Start AVAILABLE RECORDS
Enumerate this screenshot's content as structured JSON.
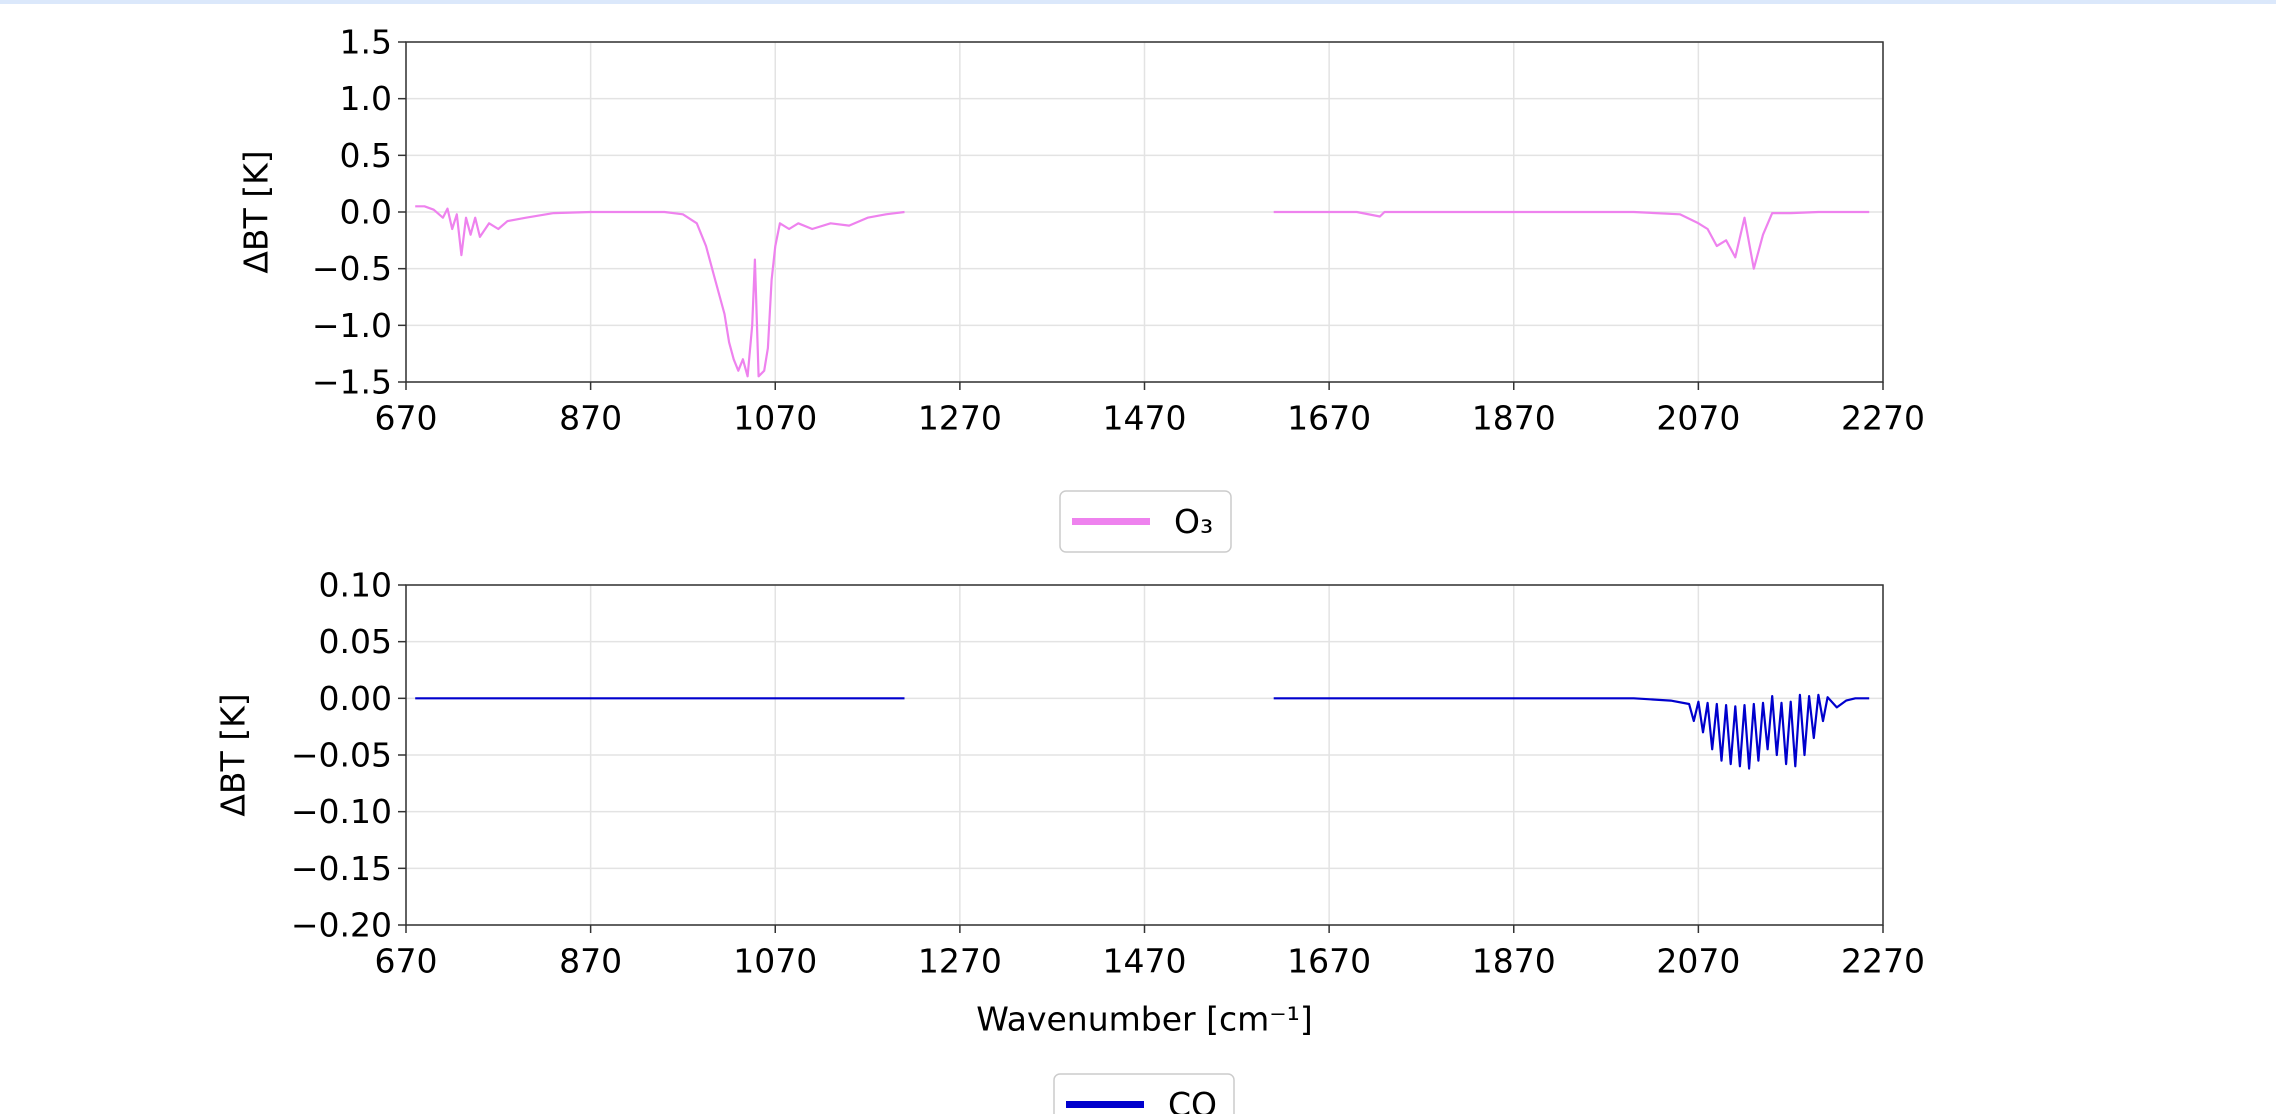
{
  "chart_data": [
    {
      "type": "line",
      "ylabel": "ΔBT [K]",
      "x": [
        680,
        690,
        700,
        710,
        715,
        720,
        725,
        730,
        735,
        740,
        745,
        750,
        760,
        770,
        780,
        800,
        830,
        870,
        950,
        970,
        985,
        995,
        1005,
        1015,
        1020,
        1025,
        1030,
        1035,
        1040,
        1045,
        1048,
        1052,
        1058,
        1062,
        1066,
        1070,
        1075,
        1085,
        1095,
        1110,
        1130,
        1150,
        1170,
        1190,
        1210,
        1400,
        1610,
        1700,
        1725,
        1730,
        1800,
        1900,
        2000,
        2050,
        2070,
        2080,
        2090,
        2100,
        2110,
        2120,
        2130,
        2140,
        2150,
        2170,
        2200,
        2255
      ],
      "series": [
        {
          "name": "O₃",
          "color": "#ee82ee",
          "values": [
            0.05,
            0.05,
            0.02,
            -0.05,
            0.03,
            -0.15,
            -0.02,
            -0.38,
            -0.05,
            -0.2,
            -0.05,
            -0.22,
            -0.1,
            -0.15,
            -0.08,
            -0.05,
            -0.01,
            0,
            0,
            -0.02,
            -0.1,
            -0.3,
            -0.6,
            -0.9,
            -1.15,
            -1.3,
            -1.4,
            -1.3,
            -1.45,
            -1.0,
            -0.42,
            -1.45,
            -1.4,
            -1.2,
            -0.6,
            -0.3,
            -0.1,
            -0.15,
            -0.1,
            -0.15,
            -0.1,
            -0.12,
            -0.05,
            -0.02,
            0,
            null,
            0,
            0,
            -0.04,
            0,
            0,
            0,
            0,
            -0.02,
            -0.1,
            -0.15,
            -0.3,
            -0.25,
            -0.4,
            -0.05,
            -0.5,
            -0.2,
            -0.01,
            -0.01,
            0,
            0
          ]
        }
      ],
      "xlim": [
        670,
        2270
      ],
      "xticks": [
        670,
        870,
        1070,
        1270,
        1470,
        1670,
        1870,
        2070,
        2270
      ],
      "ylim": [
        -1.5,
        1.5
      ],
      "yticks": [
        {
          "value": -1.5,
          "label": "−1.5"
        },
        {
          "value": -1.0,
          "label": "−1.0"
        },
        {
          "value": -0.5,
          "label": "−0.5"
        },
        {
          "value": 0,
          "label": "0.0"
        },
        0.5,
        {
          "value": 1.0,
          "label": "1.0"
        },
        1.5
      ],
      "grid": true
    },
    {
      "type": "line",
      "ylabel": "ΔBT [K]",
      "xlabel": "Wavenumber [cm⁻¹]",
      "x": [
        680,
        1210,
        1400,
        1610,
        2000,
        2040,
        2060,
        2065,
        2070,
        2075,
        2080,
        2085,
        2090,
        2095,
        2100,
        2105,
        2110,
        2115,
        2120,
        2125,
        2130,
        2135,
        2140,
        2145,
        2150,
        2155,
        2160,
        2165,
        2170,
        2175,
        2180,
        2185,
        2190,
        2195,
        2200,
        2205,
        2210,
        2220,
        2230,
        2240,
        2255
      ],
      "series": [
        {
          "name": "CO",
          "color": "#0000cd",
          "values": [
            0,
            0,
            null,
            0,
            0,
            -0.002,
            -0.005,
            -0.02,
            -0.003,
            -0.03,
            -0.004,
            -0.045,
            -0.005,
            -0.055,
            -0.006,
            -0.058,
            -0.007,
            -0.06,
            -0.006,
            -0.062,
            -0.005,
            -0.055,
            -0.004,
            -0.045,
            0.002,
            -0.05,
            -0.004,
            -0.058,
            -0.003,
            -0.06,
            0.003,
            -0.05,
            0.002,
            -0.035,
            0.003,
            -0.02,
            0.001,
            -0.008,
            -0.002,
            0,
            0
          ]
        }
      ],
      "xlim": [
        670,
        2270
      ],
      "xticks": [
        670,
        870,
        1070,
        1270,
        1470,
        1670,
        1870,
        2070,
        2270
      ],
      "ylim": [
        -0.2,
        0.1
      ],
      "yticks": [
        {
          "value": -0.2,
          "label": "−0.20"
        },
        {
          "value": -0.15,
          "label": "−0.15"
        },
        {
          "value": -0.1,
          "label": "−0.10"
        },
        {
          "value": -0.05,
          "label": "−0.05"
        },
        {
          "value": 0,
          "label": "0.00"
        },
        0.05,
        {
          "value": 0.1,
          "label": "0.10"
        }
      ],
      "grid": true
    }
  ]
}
End AVAILABLE RECORDS
Start AVAILABLE RECORDS
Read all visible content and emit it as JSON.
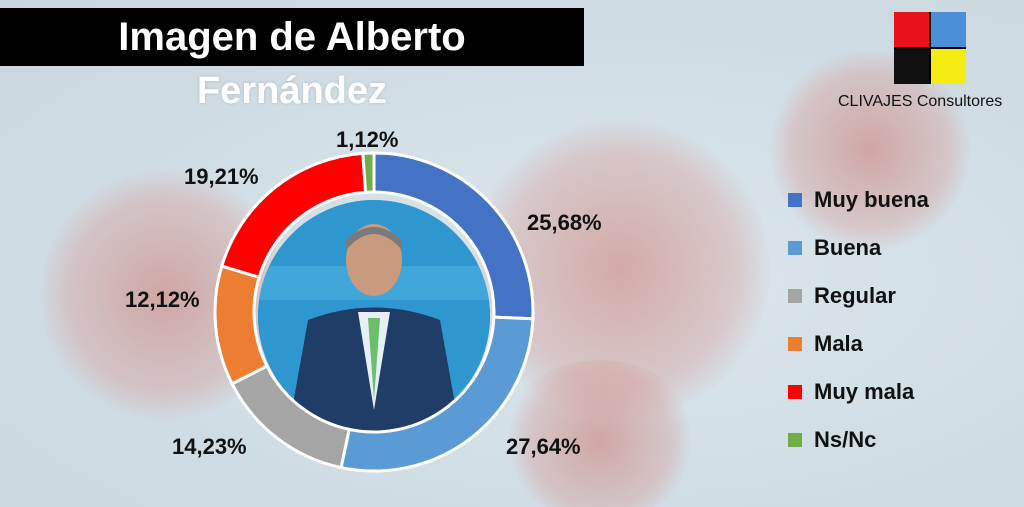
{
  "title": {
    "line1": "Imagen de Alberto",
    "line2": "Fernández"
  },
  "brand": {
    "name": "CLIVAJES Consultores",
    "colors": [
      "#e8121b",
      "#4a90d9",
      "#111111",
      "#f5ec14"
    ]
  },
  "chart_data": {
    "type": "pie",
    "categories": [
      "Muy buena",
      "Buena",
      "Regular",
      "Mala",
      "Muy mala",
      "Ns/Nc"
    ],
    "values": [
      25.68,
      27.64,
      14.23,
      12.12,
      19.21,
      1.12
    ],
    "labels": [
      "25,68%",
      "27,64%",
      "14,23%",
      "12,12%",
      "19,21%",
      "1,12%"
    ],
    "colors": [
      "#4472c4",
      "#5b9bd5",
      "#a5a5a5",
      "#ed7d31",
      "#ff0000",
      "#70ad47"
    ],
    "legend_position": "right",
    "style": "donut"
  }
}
End AVAILABLE RECORDS
*WHAT YOU NEED TO DO*: Copy all lines from the material that hold "name".

*RESULT*:
          "name": "O₃",
          "name": "CO",
    "name": "CLIVAJES Consultores",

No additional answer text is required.